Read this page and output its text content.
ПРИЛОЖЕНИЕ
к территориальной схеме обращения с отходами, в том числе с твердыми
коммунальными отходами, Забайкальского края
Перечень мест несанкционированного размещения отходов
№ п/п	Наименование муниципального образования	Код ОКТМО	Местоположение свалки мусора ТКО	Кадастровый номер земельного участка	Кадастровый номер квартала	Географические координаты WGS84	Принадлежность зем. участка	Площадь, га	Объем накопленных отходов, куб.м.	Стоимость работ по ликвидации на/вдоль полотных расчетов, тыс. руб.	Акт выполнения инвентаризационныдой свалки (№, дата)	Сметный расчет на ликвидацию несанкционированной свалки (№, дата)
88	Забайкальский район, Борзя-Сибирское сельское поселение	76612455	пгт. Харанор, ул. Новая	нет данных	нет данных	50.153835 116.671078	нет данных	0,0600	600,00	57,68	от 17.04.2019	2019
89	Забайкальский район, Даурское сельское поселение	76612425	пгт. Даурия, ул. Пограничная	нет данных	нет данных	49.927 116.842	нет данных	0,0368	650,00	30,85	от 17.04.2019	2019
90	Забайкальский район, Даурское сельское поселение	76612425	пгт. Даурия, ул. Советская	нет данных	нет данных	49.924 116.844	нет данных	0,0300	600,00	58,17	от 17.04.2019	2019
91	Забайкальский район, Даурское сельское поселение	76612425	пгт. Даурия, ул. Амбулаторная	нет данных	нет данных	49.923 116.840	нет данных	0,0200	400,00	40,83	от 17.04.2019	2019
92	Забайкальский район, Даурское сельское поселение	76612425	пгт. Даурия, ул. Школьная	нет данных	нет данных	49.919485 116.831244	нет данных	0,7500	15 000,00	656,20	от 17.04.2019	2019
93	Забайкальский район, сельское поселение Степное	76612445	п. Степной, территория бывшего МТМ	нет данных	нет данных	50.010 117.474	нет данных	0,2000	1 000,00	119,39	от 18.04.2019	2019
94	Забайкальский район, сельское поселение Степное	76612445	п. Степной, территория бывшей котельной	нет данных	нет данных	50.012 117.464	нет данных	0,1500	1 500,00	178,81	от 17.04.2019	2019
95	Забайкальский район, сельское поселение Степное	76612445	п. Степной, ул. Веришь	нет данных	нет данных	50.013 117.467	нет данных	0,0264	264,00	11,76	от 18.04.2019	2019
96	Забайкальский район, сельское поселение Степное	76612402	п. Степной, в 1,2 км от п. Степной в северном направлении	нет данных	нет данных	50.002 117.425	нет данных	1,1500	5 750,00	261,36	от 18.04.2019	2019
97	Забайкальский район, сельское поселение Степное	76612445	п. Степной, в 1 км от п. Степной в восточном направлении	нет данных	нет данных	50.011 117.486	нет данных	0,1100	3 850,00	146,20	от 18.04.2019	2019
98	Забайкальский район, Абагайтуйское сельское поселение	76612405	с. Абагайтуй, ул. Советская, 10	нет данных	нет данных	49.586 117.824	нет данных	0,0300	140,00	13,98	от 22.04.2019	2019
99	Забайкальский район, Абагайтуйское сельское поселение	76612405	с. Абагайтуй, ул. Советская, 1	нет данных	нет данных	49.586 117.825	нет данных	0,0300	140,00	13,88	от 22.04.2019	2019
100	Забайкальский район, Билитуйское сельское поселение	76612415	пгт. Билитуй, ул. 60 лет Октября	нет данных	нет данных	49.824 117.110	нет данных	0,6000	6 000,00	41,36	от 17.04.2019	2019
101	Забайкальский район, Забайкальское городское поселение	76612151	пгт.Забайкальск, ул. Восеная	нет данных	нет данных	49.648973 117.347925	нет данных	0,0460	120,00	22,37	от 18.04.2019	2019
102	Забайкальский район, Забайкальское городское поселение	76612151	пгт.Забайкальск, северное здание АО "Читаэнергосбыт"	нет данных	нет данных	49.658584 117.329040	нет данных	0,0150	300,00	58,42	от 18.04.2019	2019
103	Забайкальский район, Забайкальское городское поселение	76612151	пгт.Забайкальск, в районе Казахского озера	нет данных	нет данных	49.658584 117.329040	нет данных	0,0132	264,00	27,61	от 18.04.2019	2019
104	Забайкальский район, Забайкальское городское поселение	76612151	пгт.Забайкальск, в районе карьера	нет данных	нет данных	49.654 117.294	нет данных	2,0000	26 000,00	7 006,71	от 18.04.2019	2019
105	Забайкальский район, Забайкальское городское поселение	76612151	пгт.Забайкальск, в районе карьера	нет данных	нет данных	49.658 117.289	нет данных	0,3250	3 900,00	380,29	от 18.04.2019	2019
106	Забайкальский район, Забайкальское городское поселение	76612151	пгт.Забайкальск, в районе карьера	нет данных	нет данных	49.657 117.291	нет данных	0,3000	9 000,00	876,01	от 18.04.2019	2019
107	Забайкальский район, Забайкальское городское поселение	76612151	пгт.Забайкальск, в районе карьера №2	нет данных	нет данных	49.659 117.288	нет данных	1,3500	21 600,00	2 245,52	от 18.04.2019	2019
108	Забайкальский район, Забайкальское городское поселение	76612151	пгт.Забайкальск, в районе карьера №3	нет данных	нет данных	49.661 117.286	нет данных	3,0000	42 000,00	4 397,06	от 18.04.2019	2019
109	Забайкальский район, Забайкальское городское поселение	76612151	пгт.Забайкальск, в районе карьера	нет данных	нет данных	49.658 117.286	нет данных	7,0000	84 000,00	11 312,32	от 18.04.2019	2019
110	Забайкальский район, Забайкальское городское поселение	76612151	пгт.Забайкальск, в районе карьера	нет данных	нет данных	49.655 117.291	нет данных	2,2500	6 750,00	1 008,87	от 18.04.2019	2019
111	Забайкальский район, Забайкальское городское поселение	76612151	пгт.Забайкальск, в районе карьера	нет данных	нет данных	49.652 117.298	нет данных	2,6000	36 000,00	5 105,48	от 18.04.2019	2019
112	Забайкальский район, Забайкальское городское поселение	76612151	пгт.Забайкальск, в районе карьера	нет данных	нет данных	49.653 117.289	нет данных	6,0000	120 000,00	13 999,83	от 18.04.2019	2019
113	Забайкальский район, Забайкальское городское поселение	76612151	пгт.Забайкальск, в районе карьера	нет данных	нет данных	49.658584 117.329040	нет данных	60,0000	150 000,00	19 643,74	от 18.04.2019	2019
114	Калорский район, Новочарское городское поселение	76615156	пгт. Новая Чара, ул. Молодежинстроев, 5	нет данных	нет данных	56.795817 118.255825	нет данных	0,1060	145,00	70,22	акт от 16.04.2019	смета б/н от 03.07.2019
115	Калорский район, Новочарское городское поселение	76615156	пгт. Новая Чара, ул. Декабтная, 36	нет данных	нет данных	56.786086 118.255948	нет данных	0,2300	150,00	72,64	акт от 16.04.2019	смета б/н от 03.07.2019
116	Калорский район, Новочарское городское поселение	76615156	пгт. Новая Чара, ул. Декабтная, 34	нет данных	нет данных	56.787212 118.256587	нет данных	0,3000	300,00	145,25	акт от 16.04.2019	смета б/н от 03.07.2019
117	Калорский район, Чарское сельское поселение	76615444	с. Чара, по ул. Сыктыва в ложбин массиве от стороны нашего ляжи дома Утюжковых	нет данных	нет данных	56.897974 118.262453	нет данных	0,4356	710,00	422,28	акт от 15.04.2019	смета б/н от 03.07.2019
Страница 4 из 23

-=-=-

Set exercise:
Output the entries verbatim.

Exercise response:
Read this page and output its text content.
ПРИЛОЖЕНИЕ
к территориальной схеме обращения с отходами, в том числе с твердыми
коммунальными отходами, Забайкальского края
Перечень мест несанкционированного размещения отходов
№ п/п	Наименование муниципального образования	Код ОКТМО	Местоположение свалки мусора ТКО	Кадастровый номер земельного участка	Кадастровый номер квартала	Географические координаты WGS84	Принадлежность зем. участка	Площадь, га	Объем накопленных отходов, куб.м.	Стоимость работ по ликвидации на/вдоль полотных расчетов, тыс. руб.	Акт выполнения инвентаризационныдой свалки (№, дата)	Сметный расчет на ликвидацию несанкционированной свалки (№, дата)
88	Забайкальский район, Борзя-Сибирское сельское поселение	76612455	пгт. Харанор, ул. Новая	нет данных	нет данных	50.153835 116.671078	нет данных	0,0600	600,00	57,68	от 17.04.2019	2019
89	Забайкальский район, Даурское сельское поселение	76612425	пгт. Даурия, ул. Пограничная	нет данных	нет данных	49.927 116.842	нет данных	0,0368	650,00	30,85	от 17.04.2019	2019
90	Забайкальский район, Даурское сельское поселение	76612425	пгт. Даурия, ул. Советская	нет данных	нет данных	49.924 116.844	нет данных	0,0300	600,00	58,17	от 17.04.2019	2019
91	Забайкальский район, Даурское сельское поселение	76612425	пгт. Даурия, ул. Амбулаторная	нет данных	нет данных	49.923 116.840	нет данных	0,0200	400,00	40,83	от 17.04.2019	2019
92	Забайкальский район, Даурское сельское поселение	76612425	пгт. Даурия, ул. Школьная	нет данных	нет данных	49.919485 116.831244	нет данных	0,7500	15 000,00	656,20	от 17.04.2019	2019
93	Забайкальский район, сельское поселение Степное	76612445	п. Степной, территория бывшего МТМ	нет данных	нет данных	50.010 117.474	нет данных	0,2000	1 000,00	119,39	от 18.04.2019	2019
94	Забайкальский район, сельское поселение Степное	76612445	п. Степной, территория бывшей котельной	нет данных	нет данных	50.012 117.464	нет данных	0,1500	1 500,00	178,81	от 17.04.2019	2019
95	Забайкальский район, сельское поселение Степное	76612445	п. Степной, ул. Веришь	нет данных	нет данных	50.013 117.467	нет данных	0,0264	264,00	11,76	от 18.04.2019	2019
96	Забайкальский район, сельское поселение Степное	76612402	п. Степной, в 1,2 км от п. Степной в северном направлении	нет данных	нет данных	50.002 117.425	нет данных	1,1500	5 750,00	261,36	от 18.04.2019	2019
97	Забайкальский район, сельское поселение Степное	76612445	п. Степной, в 1 км от п. Степной в восточном направлении	нет данных	нет данных	50.011 117.486	нет данных	0,1100	3 850,00	146,20	от 18.04.2019	2019
98	Забайкальский район, Абагайтуйское сельское поселение	76612405	с. Абагайтуй, ул. Советская, 10	нет данных	нет данных	49.586 117.824	нет данных	0,0300	140,00	13,98	от 22.04.2019	2019
99	Забайкальский район, Абагайтуйское сельское поселение	76612405	с. Абагайтуй, ул. Советская, 1	нет данных	нет данных	49.586 117.825	нет данных	0,0300	140,00	13,88	от 22.04.2019	2019
100	Забайкальский район, Билитуйское сельское поселение	76612415	пгт. Билитуй, ул. 60 лет Октября	нет данных	нет данных	49.824 117.110	нет данных	0,6000	6 000,00	41,36	от 17.04.2019	2019
101	Забайкальский район, Забайкальское городское поселение	76612151	пгт.Забайкальск, ул. Восеная	нет данных	нет данных	49.648973 117.347925	нет данных	0,0460	120,00	22,37	от 18.04.2019	2019
102	Забайкальский район, Забайкальское городское поселение	76612151	пгт.Забайкальск, северное здание АО "Читаэнергосбыт"	нет данных	нет данных	49.658584 117.329040	нет данных	0,0150	300,00	58,42	от 18.04.2019	2019
103	Забайкальский район, Забайкальское городское поселение	76612151	пгт.Забайкальск, в районе Казахского озера	нет данных	нет данных	49.658584 117.329040	нет данных	0,0132	264,00	27,61	от 18.04.2019	2019
104	Забайкальский район, Забайкальское городское поселение	76612151	пгт.Забайкальск, в районе карьера	нет данных	нет данных	49.654 117.294	нет данных	2,0000	26 000,00	7 006,71	от 18.04.2019	2019
105	Забайкальский район, Забайкальское городское поселение	76612151	пгт.Забайкальск, в районе карьера	нет данных	нет данных	49.658 117.289	нет данных	0,3250	3 900,00	380,29	от 18.04.2019	2019
106	Забайкальский район, Забайкальское городское поселение	76612151	пгт.Забайкальск, в районе карьера	нет данных	нет данных	49.657 117.291	нет данных	0,3000	9 000,00	876,01	от 18.04.2019	2019
107	Забайкальский район, Забайкальское городское поселение	76612151	пгт.Забайкальск, в районе карьера №2	нет данных	нет данных	49.659 117.288	нет данных	1,3500	21 600,00	2 245,52	от 18.04.2019	2019
108	Забайкальский район, Забайкальское городское поселение	76612151	пгт.Забайкальск, в районе карьера №3	нет данных	нет данных	49.661 117.286	нет данных	3,0000	42 000,00	4 397,06	от 18.04.2019	2019
109	Забайкальский район, Забайкальское городское поселение	76612151	пгт.Забайкальск, в районе карьера	нет данных	нет данных	49.658 117.286	нет данных	7,0000	84 000,00	11 312,32	от 18.04.2019	2019
110	Забайкальский район, Забайкальское городское поселение	76612151	пгт.Забайкальск, в районе карьера	нет данных	нет данных	49.655 117.291	нет данных	2,2500	6 750,00	1 008,87	от 18.04.2019	2019
111	Забайкальский район, Забайкальское городское поселение	76612151	пгт.Забайкальск, в районе карьера	нет данных	нет данных	49.652 117.298	нет данных	2,6000	36 000,00	5 105,48	от 18.04.2019	2019
112	Забайкальский район, Забайкальское городское поселение	76612151	пгт.Забайкальск, в районе карьера	нет данных	нет данных	49.653 117.289	нет данных	6,0000	120 000,00	13 999,83	от 18.04.2019	2019
113	Забайкальский район, Забайкальское городское поселение	76612151	пгт.Забайкальск, в районе карьера	нет данных	нет данных	49.658584 117.329040	нет данных	60,0000	150 000,00	19 643,74	от 18.04.2019	2019
114	Калорский район, Новочарское городское поселение	76615156	пгт. Новая Чара, ул. Молодежинстроев, 5	нет данных	нет данных	56.795817 118.255825	нет данных	0,1060	145,00	70,22	акт от 16.04.2019	смета б/н от 03.07.2019
115	Калорский район, Новочарское городское поселение	76615156	пгт. Новая Чара, ул. Декабтная, 36	нет данных	нет данных	56.786086 118.255948	нет данных	0,2300	150,00	72,64	акт от 16.04.2019	смета б/н от 03.07.2019
116	Калорский район, Новочарское городское поселение	76615156	пгт. Новая Чара, ул. Декабтная, 34	нет данных	нет данных	56.787212 118.256587	нет данных	0,3000	300,00	145,25	акт от 16.04.2019	смета б/н от 03.07.2019
117	Калорский район, Чарское сельское поселение	76615444	с. Чара, по ул. Сыктыва в ложбин массиве от стороны нашего ляжи дома Утюжковых	нет данных	нет данных	56.897974 118.262453	нет данных	0,4356	710,00	422,28	акт от 15.04.2019	смета б/н от 03.07.2019
Страница 4 из 23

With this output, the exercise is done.